-- Task material --
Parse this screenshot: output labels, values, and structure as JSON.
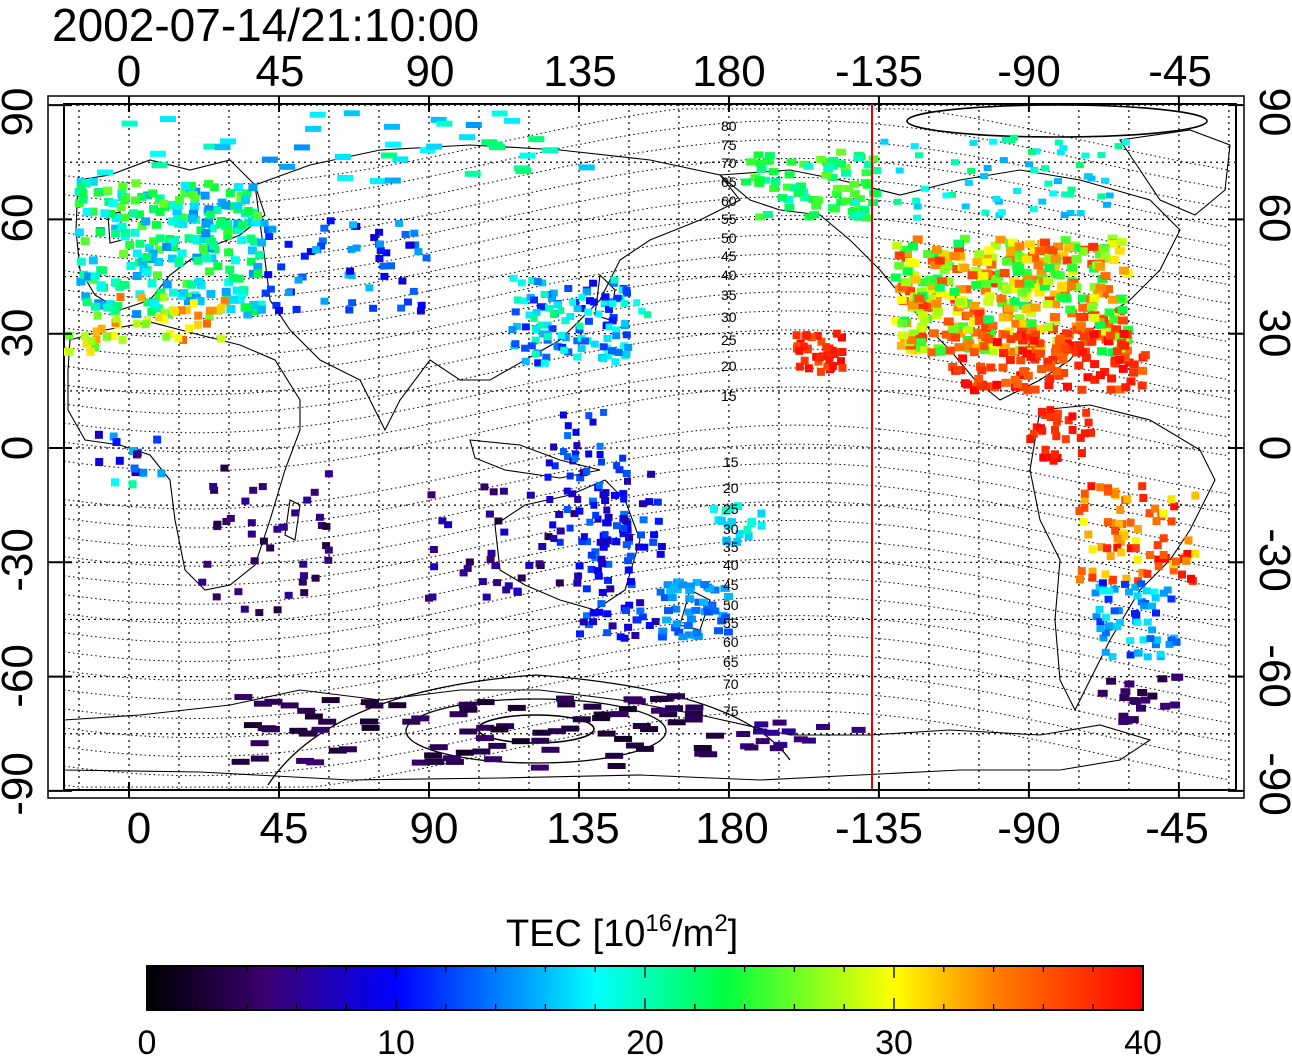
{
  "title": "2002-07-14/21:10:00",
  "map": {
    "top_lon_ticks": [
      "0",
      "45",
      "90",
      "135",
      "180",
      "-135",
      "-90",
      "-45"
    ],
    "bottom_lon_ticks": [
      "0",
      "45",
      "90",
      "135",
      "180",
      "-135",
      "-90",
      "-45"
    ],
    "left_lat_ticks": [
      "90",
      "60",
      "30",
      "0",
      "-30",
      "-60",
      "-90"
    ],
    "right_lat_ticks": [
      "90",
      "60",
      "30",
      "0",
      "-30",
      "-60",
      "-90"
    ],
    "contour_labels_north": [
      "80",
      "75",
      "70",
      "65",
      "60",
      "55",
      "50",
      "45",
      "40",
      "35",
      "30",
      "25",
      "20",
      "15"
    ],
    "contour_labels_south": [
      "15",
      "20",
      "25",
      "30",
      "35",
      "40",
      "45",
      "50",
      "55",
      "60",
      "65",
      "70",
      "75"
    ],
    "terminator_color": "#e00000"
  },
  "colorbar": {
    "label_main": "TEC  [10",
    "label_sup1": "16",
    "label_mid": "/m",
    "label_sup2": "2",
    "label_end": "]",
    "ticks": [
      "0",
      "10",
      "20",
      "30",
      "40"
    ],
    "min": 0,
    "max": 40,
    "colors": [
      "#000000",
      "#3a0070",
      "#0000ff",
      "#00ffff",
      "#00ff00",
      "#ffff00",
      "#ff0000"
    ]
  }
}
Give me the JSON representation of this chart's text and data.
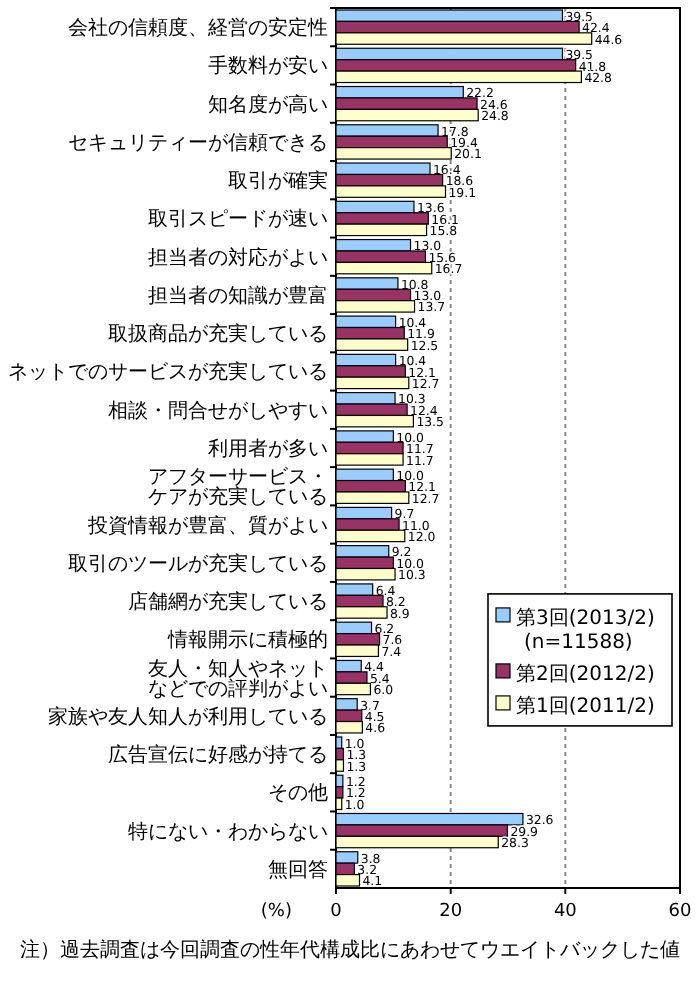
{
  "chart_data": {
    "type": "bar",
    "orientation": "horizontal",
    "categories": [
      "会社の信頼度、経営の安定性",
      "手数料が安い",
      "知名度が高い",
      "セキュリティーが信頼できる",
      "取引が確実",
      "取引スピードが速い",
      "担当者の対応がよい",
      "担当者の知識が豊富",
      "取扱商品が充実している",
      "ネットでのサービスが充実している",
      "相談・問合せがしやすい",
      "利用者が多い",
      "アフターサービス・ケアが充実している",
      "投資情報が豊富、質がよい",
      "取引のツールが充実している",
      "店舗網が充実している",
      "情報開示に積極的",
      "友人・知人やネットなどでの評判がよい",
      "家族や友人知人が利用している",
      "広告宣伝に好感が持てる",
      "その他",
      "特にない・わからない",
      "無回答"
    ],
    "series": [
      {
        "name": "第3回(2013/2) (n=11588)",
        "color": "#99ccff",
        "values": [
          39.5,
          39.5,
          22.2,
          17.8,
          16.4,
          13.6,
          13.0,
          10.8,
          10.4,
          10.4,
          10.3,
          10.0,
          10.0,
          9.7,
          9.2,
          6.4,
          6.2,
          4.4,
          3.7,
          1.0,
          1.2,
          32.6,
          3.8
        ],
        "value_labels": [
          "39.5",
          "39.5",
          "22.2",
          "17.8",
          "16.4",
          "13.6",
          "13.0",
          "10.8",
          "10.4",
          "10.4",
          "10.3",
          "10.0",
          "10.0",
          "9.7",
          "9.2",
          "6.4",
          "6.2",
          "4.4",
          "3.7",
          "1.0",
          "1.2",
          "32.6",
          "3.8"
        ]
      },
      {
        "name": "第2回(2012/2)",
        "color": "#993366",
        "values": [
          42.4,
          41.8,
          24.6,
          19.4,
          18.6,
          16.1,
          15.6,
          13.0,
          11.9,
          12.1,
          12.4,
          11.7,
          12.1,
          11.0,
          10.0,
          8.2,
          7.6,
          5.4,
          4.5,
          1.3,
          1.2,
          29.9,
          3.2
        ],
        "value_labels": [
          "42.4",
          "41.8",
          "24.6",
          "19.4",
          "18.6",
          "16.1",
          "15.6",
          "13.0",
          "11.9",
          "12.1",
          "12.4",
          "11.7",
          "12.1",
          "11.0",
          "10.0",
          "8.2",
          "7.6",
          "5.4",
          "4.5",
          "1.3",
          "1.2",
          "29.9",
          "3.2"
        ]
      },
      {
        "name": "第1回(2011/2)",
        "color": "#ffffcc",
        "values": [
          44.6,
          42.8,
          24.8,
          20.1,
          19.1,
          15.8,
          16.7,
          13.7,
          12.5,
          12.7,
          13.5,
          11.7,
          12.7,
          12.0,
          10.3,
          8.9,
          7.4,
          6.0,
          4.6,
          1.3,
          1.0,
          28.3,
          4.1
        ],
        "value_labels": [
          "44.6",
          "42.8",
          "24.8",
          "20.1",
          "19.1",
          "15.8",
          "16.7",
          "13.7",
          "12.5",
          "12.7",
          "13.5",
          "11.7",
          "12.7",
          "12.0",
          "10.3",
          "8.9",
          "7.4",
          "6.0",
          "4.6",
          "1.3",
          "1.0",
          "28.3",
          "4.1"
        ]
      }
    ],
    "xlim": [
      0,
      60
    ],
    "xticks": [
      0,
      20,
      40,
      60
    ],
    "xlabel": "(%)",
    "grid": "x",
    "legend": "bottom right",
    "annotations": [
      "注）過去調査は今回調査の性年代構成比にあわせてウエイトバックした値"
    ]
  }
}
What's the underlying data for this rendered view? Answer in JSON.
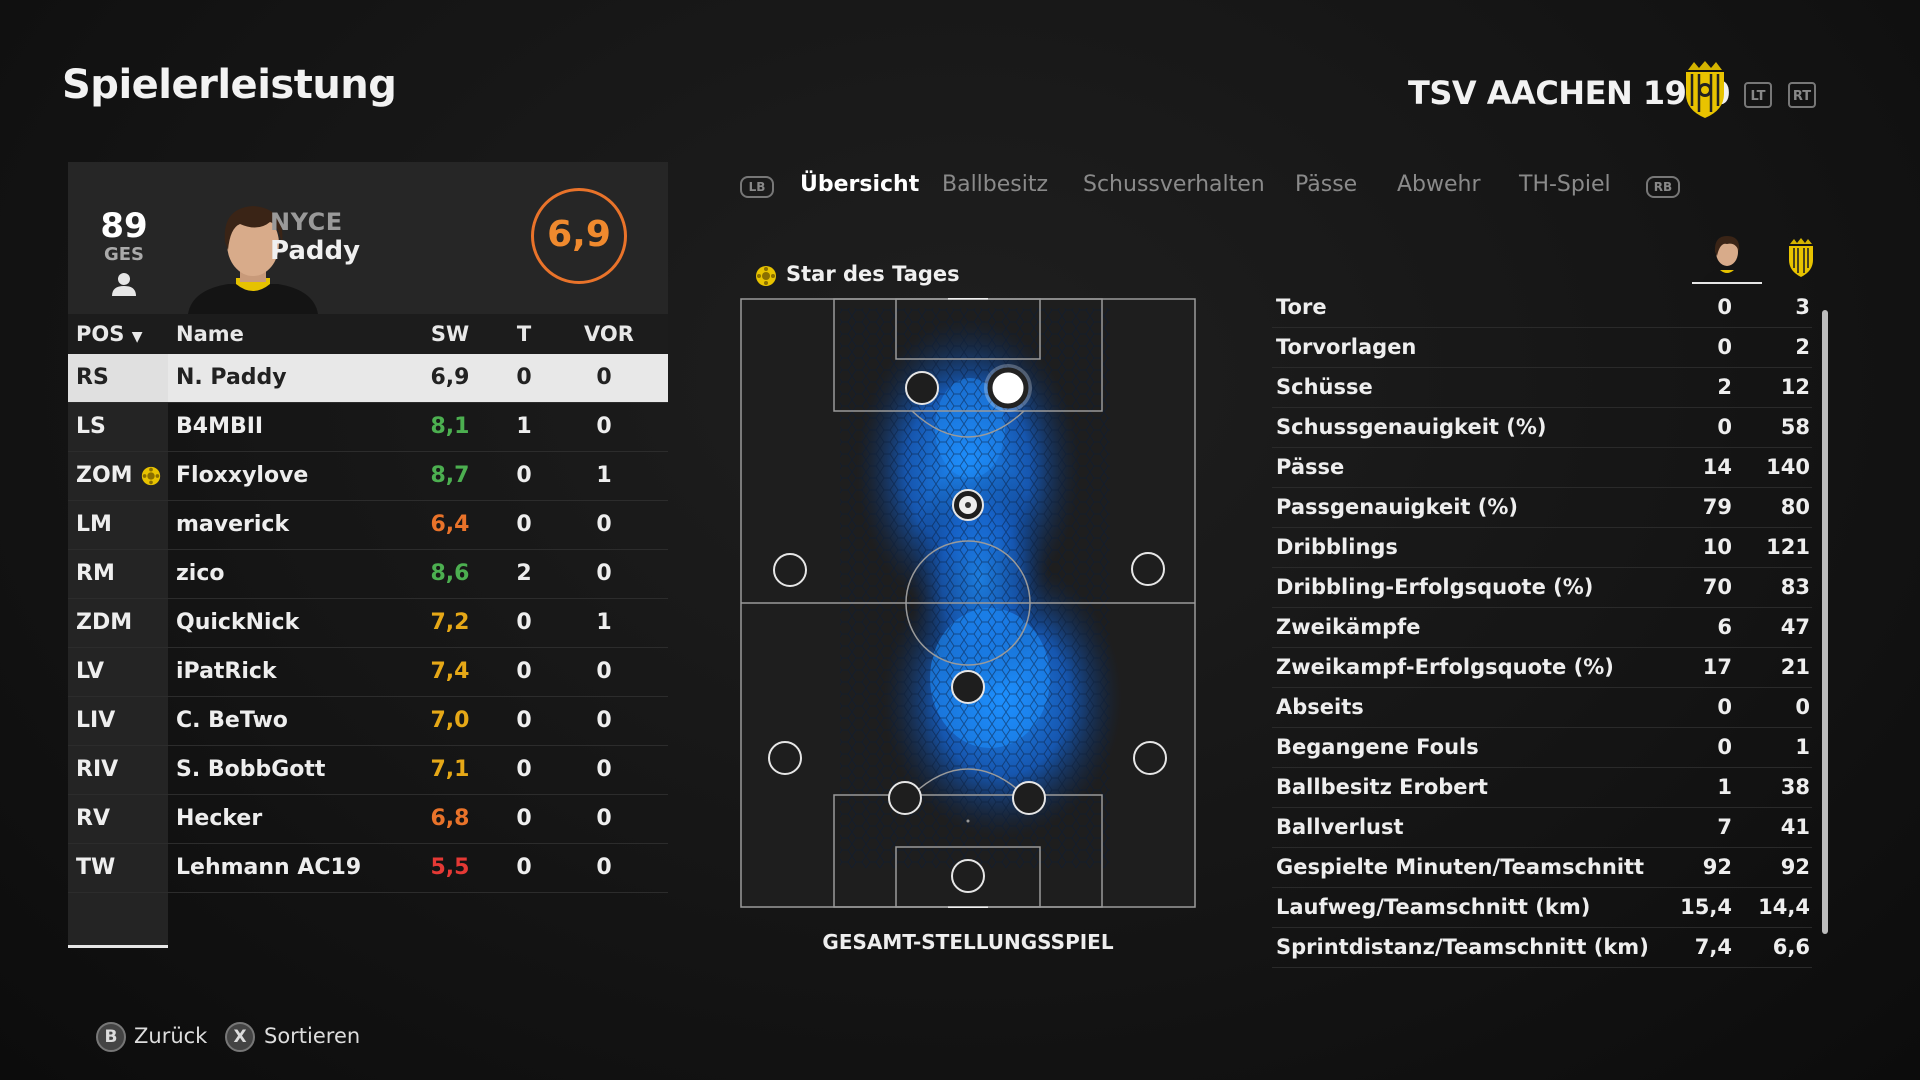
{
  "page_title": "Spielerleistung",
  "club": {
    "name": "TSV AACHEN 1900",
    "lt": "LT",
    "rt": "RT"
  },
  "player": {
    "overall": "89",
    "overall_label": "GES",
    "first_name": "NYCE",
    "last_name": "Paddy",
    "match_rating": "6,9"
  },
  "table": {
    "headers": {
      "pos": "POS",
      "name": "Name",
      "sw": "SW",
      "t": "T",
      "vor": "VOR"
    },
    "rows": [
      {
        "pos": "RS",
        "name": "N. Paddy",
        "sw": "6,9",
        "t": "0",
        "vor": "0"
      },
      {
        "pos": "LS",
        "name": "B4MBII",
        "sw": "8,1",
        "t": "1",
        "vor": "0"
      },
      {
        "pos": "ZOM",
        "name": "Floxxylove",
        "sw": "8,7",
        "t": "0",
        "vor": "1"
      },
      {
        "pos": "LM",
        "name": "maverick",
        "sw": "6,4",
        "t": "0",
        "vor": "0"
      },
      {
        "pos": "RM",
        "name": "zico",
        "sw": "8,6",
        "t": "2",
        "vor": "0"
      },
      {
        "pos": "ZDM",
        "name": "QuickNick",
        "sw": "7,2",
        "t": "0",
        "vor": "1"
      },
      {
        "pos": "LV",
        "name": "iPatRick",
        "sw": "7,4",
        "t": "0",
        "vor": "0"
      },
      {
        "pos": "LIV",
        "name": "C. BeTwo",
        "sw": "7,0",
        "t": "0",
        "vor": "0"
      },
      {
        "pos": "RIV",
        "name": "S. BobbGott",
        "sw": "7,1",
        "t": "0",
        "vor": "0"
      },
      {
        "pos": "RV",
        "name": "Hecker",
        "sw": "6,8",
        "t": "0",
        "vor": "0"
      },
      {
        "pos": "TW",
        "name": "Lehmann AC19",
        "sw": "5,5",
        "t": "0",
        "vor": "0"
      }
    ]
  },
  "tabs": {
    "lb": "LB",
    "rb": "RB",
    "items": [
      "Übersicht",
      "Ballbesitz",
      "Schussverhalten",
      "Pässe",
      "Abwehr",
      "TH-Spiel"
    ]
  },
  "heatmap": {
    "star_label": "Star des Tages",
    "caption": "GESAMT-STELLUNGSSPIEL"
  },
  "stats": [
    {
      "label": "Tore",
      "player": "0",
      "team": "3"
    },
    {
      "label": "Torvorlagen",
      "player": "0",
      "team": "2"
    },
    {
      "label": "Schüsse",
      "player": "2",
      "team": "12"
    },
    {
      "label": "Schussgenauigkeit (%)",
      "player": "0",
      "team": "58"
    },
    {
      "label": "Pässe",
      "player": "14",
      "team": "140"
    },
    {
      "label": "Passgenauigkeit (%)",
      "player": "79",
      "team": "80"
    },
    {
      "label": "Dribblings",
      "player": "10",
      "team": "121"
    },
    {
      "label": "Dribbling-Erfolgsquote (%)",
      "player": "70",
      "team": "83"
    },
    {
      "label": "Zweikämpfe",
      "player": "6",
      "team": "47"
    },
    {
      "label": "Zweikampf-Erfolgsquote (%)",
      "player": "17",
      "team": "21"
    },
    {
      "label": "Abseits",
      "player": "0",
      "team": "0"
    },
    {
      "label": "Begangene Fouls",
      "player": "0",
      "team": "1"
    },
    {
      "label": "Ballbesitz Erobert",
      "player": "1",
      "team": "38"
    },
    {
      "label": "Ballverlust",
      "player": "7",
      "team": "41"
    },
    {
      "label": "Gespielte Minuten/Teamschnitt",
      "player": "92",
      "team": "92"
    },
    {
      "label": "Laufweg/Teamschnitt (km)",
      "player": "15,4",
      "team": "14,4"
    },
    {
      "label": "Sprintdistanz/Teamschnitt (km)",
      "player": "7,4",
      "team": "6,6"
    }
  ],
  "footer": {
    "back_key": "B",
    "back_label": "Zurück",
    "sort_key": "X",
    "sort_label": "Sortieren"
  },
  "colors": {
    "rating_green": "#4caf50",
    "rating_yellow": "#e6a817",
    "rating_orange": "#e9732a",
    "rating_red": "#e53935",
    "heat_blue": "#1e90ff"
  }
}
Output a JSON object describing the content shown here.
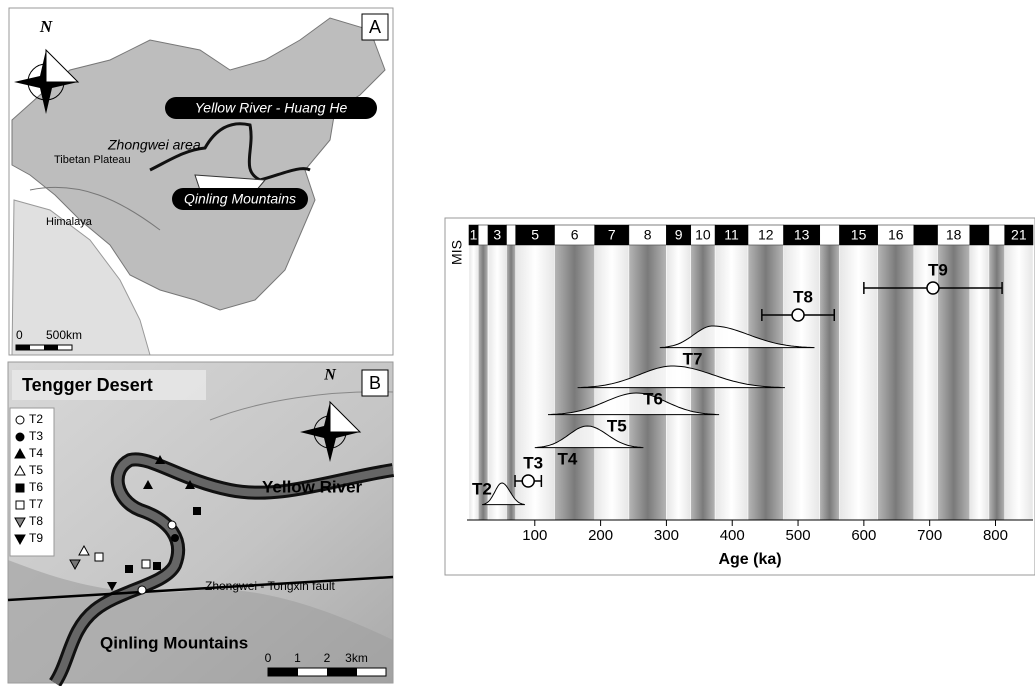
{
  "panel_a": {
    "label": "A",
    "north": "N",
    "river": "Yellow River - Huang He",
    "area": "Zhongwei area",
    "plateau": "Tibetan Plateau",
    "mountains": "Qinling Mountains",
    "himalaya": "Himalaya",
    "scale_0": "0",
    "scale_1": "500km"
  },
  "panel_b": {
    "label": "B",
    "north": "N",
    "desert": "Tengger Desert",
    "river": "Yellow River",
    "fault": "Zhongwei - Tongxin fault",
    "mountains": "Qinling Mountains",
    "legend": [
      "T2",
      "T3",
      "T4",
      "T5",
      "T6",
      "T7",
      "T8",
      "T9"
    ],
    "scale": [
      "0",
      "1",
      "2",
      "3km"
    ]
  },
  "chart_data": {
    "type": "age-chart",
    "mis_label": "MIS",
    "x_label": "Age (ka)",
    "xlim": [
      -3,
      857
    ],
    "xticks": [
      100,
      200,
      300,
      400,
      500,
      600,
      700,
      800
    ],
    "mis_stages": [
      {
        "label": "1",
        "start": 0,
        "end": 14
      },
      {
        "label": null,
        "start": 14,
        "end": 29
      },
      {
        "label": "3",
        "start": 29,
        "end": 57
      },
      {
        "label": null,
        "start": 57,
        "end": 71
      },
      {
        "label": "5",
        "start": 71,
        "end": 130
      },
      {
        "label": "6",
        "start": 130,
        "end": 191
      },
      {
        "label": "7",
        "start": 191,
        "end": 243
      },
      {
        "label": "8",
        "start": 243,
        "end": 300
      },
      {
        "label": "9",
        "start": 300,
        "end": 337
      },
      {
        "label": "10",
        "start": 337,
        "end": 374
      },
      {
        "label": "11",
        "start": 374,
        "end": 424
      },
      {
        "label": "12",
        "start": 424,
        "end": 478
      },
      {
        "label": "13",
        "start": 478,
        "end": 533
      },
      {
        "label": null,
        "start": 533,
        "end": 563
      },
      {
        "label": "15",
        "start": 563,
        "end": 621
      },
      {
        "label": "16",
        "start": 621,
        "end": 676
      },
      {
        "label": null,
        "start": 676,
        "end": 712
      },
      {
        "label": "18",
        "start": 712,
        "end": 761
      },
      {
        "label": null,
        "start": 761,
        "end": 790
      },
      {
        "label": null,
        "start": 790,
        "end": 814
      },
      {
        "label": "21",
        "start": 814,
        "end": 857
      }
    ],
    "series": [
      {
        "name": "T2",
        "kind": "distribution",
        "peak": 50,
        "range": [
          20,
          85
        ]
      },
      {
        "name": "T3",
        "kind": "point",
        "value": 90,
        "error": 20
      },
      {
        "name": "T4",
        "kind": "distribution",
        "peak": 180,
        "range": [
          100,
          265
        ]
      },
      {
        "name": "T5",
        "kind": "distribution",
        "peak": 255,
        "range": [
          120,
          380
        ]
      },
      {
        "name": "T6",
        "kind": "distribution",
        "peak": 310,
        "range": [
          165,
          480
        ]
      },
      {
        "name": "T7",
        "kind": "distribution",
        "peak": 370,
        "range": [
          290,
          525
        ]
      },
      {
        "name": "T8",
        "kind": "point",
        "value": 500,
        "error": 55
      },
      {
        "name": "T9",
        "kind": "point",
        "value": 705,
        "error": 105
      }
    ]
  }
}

-- Work instructions --
Check every line of the data above for the string "JSON", and copy those that have it.

-- Answer to the task --
Parse this screenshot: output labels, values, and structure as JSON.
Give me the JSON representation of this chart's text and data.
What's the underlying data for this rendered view? Answer in JSON.
Output a JSON object describing the content shown here.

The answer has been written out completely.